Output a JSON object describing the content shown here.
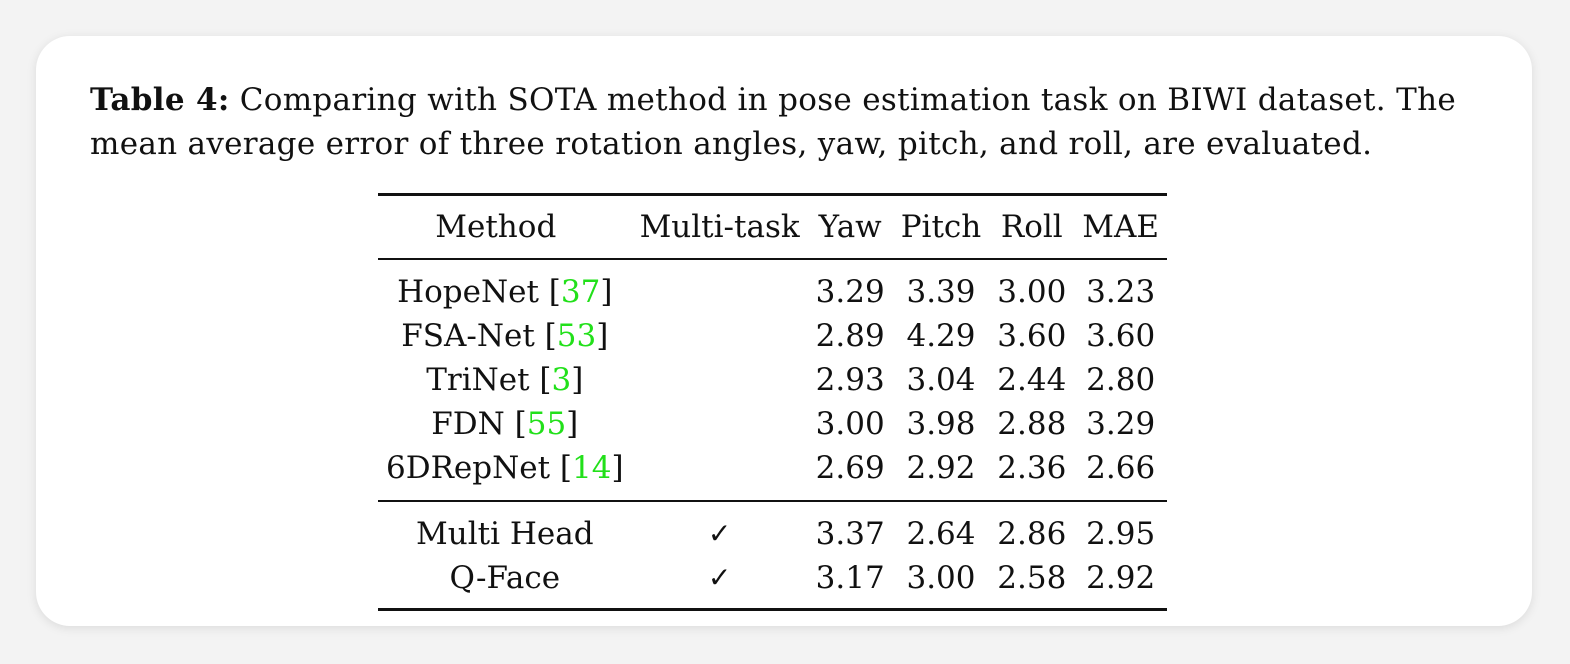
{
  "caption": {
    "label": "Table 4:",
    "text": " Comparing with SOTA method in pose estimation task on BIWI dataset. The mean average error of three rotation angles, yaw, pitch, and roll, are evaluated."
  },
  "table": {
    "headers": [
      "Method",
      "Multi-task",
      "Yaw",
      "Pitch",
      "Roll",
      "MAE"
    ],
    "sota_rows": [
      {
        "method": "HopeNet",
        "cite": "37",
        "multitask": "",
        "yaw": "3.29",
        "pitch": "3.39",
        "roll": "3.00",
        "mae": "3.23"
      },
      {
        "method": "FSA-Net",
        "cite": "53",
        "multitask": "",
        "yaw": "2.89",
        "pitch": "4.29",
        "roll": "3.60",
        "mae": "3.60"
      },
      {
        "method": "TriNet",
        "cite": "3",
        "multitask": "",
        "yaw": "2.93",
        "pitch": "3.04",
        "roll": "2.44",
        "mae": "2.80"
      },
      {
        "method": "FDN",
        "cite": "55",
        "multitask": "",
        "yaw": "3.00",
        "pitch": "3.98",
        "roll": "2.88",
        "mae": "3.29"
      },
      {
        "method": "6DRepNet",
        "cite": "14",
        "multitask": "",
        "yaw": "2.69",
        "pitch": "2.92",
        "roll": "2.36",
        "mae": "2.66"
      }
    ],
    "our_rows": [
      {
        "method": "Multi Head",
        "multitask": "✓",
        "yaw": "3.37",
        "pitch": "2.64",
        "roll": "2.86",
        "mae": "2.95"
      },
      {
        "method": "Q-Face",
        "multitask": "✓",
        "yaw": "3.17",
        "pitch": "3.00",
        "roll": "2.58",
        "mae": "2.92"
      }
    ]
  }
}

— Your goal —
Leave out the pictures and copy everything else in the records word for word.

— Written answer —
Output a JSON object describing the content shown here.
{
  "caption": {
    "label": "Table 4:",
    "text": " Comparing with SOTA method in pose estimation task on BIWI dataset. The mean average error of three rotation angles, yaw, pitch, and roll, are evaluated."
  },
  "table": {
    "headers": [
      "Method",
      "Multi-task",
      "Yaw",
      "Pitch",
      "Roll",
      "MAE"
    ],
    "sota_rows": [
      {
        "method": "HopeNet",
        "cite": "37",
        "multitask": "",
        "yaw": "3.29",
        "pitch": "3.39",
        "roll": "3.00",
        "mae": "3.23"
      },
      {
        "method": "FSA-Net",
        "cite": "53",
        "multitask": "",
        "yaw": "2.89",
        "pitch": "4.29",
        "roll": "3.60",
        "mae": "3.60"
      },
      {
        "method": "TriNet",
        "cite": "3",
        "multitask": "",
        "yaw": "2.93",
        "pitch": "3.04",
        "roll": "2.44",
        "mae": "2.80"
      },
      {
        "method": "FDN",
        "cite": "55",
        "multitask": "",
        "yaw": "3.00",
        "pitch": "3.98",
        "roll": "2.88",
        "mae": "3.29"
      },
      {
        "method": "6DRepNet",
        "cite": "14",
        "multitask": "",
        "yaw": "2.69",
        "pitch": "2.92",
        "roll": "2.36",
        "mae": "2.66"
      }
    ],
    "our_rows": [
      {
        "method": "Multi Head",
        "multitask": "✓",
        "yaw": "3.37",
        "pitch": "2.64",
        "roll": "2.86",
        "mae": "2.95"
      },
      {
        "method": "Q-Face",
        "multitask": "✓",
        "yaw": "3.17",
        "pitch": "3.00",
        "roll": "2.58",
        "mae": "2.92"
      }
    ]
  }
}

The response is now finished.